___ DATA ___
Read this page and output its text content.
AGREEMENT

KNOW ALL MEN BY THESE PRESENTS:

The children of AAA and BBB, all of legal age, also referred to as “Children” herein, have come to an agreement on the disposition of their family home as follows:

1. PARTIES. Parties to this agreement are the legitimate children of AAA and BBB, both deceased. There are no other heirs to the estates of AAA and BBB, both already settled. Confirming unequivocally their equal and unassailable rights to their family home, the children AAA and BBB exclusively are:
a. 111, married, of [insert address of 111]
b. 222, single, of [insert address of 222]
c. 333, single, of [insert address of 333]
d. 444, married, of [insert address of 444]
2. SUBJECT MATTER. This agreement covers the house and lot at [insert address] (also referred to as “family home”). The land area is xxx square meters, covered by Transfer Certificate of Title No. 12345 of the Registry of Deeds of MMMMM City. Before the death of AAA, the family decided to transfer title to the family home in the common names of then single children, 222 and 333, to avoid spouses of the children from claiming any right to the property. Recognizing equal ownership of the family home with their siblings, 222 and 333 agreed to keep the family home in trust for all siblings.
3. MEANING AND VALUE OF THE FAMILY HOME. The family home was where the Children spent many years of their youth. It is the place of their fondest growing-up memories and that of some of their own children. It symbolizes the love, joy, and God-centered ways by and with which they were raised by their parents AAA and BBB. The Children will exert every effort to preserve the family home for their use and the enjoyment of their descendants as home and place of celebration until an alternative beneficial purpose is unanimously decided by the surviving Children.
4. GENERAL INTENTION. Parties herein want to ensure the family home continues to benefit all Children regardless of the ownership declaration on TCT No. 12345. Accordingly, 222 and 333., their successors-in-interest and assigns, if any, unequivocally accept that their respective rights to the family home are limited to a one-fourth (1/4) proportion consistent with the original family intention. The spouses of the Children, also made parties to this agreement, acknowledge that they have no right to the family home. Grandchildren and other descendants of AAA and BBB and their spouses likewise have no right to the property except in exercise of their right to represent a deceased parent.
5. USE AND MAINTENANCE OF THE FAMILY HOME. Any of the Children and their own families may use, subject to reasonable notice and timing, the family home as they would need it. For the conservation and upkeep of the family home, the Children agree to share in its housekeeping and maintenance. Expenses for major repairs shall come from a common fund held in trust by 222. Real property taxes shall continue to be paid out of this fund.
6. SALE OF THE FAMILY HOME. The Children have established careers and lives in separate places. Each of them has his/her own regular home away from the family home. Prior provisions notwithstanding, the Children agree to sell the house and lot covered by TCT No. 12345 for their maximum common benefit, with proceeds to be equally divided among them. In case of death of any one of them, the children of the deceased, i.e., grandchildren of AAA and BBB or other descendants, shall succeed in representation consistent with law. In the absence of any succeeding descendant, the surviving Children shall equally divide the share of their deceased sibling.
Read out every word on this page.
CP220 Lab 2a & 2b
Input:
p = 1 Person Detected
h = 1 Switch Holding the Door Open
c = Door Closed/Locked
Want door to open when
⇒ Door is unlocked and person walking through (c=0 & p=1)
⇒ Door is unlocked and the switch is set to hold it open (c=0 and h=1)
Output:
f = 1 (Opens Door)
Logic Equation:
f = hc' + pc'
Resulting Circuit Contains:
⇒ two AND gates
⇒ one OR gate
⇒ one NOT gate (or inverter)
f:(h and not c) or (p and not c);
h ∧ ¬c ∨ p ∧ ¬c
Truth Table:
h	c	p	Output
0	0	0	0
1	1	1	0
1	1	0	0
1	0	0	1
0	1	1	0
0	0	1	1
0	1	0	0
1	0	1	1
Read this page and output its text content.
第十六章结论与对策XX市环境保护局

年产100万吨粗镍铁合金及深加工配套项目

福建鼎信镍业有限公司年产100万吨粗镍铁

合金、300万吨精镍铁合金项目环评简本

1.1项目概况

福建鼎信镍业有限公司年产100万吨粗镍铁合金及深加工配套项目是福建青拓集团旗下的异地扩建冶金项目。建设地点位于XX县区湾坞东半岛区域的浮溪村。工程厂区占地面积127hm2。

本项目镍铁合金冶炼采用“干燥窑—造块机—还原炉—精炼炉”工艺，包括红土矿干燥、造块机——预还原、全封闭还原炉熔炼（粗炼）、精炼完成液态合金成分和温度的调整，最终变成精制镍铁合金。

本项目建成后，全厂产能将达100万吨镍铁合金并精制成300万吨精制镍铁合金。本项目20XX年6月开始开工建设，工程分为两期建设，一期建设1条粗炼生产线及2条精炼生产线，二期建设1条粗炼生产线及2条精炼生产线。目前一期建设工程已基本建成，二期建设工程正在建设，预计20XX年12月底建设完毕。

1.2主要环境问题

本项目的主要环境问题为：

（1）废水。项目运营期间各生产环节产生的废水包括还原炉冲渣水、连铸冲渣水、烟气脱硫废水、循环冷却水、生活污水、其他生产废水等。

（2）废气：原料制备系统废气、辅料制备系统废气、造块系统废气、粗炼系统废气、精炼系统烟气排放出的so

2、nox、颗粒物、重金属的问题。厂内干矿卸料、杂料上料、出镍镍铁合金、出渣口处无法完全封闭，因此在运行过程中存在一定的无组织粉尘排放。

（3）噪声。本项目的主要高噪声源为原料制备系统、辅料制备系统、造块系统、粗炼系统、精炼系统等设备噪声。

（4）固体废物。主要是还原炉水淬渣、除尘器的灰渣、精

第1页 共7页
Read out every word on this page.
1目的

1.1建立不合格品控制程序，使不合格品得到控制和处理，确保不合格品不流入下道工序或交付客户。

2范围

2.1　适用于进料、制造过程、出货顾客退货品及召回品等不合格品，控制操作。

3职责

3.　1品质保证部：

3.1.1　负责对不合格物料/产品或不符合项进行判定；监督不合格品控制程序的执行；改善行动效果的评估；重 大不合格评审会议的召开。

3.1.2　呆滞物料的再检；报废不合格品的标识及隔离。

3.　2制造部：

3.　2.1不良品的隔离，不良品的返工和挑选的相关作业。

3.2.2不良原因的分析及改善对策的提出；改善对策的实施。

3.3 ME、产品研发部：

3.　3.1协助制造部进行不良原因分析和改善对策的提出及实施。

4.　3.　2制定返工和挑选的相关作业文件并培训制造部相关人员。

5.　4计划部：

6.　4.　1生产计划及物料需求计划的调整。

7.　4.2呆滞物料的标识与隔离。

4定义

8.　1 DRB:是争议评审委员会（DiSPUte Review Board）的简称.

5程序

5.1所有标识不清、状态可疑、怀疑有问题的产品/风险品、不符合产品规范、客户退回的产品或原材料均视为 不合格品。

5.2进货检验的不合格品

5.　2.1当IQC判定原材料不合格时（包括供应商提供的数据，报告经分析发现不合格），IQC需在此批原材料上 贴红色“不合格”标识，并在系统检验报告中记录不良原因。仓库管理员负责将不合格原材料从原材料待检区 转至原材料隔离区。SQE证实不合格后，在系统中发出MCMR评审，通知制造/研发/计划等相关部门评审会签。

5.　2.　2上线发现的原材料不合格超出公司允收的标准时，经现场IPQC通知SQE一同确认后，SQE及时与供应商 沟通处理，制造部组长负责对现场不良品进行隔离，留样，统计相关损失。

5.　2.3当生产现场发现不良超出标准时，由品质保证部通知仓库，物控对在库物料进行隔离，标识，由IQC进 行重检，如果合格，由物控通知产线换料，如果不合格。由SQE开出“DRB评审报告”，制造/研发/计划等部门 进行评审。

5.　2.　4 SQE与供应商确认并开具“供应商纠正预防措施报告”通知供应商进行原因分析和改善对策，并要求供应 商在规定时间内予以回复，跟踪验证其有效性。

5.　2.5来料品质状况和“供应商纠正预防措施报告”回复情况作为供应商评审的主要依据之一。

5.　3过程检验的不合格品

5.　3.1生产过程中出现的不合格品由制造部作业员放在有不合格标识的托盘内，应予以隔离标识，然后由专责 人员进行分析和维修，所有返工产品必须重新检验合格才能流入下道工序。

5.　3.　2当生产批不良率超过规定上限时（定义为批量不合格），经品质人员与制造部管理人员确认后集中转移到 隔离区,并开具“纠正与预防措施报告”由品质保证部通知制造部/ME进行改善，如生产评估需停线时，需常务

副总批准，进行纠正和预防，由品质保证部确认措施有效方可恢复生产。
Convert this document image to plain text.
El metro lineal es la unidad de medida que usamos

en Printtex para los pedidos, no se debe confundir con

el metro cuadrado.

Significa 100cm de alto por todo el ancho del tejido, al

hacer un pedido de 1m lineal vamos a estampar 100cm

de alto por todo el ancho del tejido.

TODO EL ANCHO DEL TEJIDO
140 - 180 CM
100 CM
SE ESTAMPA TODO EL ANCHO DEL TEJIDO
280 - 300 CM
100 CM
___
- SET TASK
Quote the lines of the listing above that run from the line with "Convert this document image to plain text." through its last line, both included, and nothing else.

- EXERCISE RESULT
Convert this document image to plain text.
El metro lineal es la unidad de medida que usamos

en Printtex para los pedidos, no se debe confundir con

el metro cuadrado.

Significa 100cm de alto por todo el ancho del tejido, al

hacer un pedido de 1m lineal vamos a estampar 100cm

de alto por todo el ancho del tejido.

TODO EL ANCHO DEL TEJIDO
140 - 180 CM
100 CM
SE ESTAMPA TODO EL ANCHO DEL TEJIDO
280 - 300 CM
100 CM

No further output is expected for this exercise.